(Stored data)
+-------+

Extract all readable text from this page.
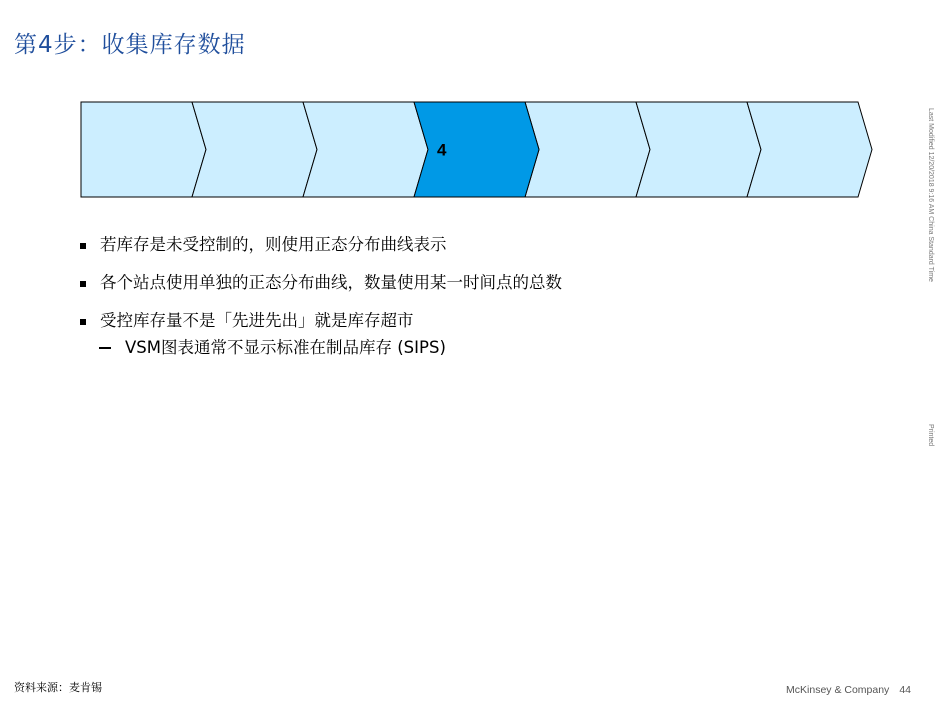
第4步：收集库存数据
4
若库存是未受控制的，则使用正态分布曲线表示
各个站点使用单独的正态分布曲线，数量使用某一时间点的总数
受控库存量不是「先进先出」就是库存超市
VSM图表通常不显示标准在制品库存 (SIPS)
Last Modified 12/20/2018 9:16 AM China Standard Time
Printed
资料来源：麦肯锡	McKinsey & Company 44
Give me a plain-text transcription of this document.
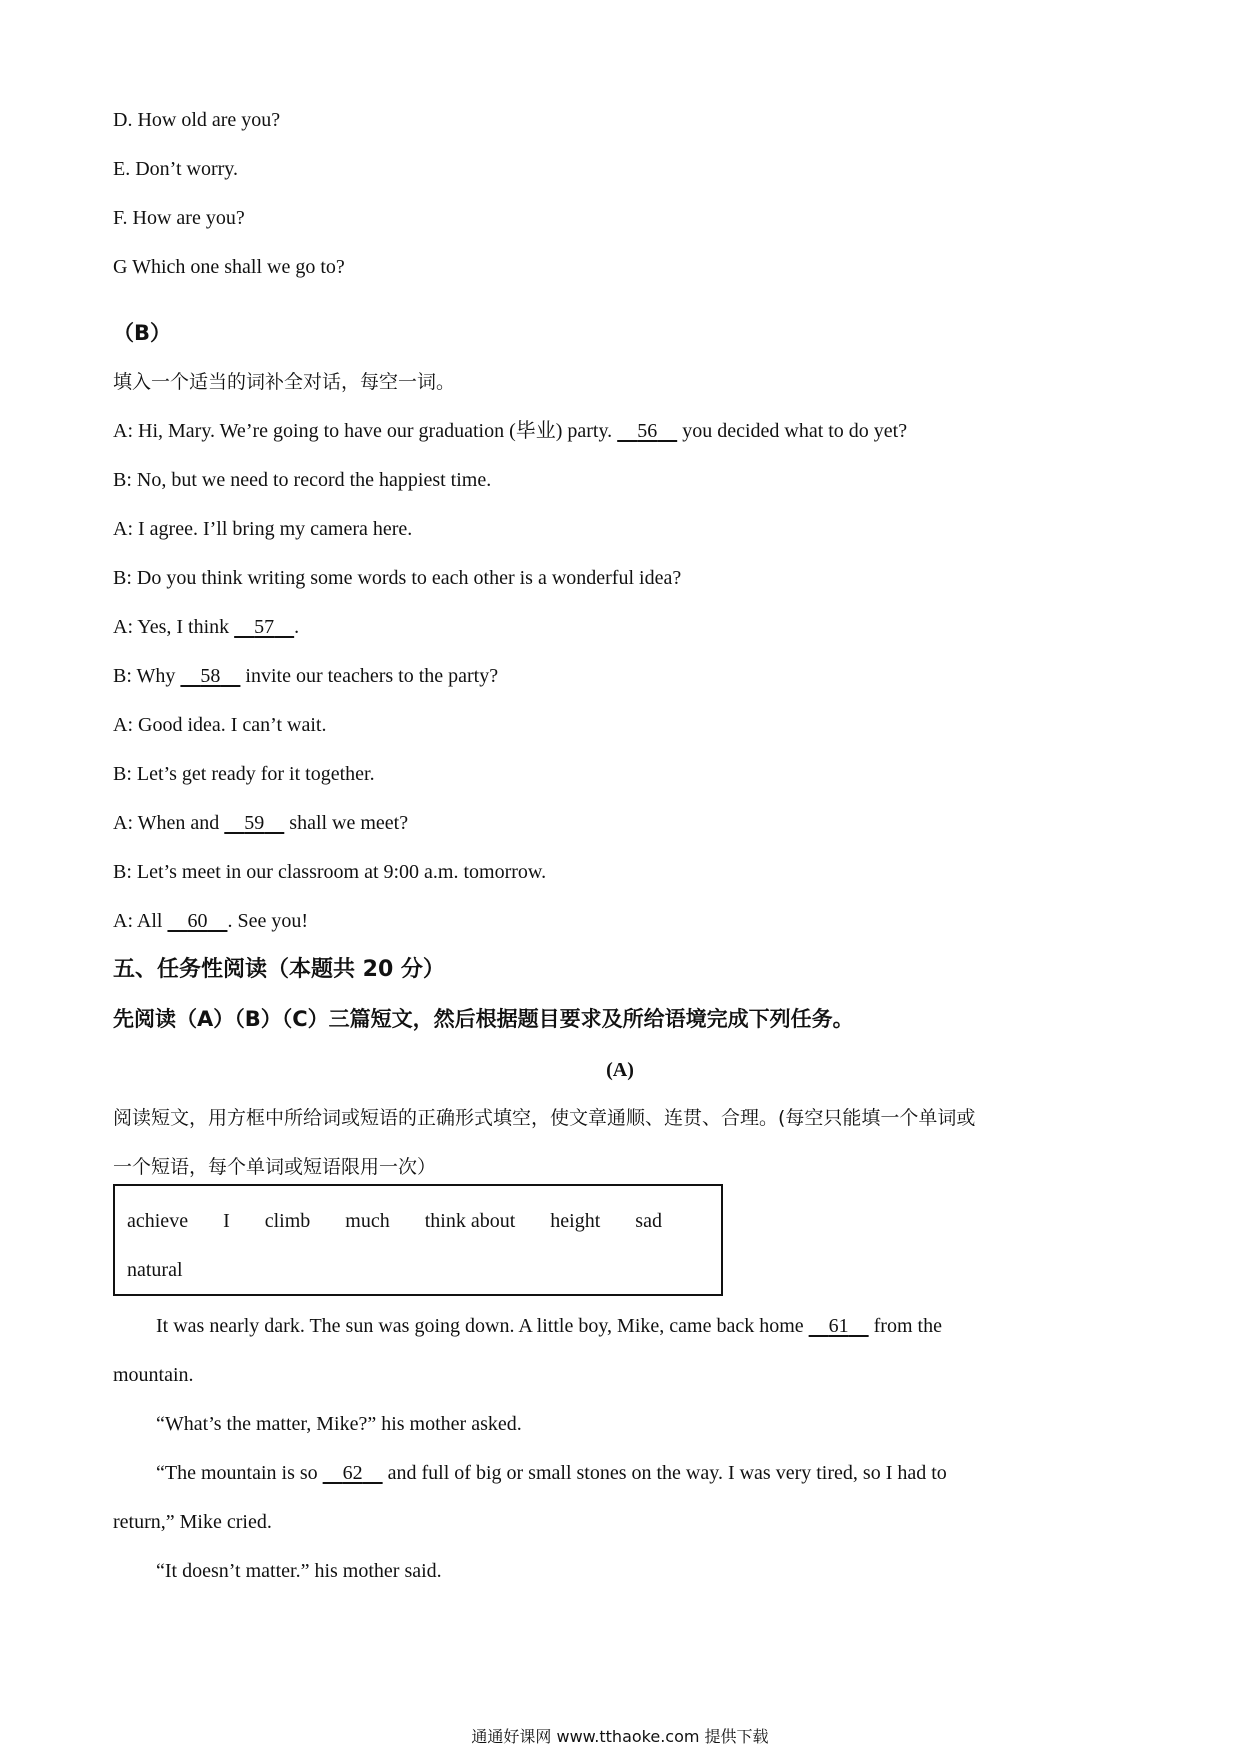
D. How old are you?
E. Don’t worry.
F. How are you?
G Which one shall we go to?
（B）
填入一个适当的词补全对话，每空一词。
A: Hi, Mary. We’re going to have our graduation (毕业) party. 56 you decided what to do yet?
B: No, but we need to record the happiest time.
A: I agree. I’ll bring my camera here.
B: Do you think writing some words to each other is a wonderful idea?
A: Yes, I think 57 .
B: Why 58 invite our teachers to the party?
A: Good idea. I can’t wait.
B: Let’s get ready for it together.
A: When and 59 shall we meet?
B: Let’s meet in our classroom at 9:00 a.m. tomorrow.
A: All 60 . See you!
五、任务性阅读（本题共 20 分）
先阅读（A）（B）（C）三篇短文，然后根据题目要求及所给语境完成下列任务。
(A)
阅读短文，用方框中所给词或短语的正确形式填空，使文章通顺、连贯、合理。(每空只能填一个单词或
一个短语，每个单词或短语限用一次）
achieve I climb much think about height sad
natural
It was nearly dark. The sun was going down. A little boy, Mike, came back home 61 from the
mountain.
“What’s the matter, Mike?” his mother asked.
“The mountain is so 62 and full of big or small stones on the way. I was very tired, so I had to
return,” Mike cried.
“It doesn’t matter.” his mother said.
通通好课网 www.tthaoke.com 提供下载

+-------+

▶ _DO THIS_:
Search the records for the word "meet", then list every line that has it.

▶ _IN RESPONSE_:
A: When and 59 shall we meet?
B: Let’s meet in our classroom at 9:00 a.m. tomorrow.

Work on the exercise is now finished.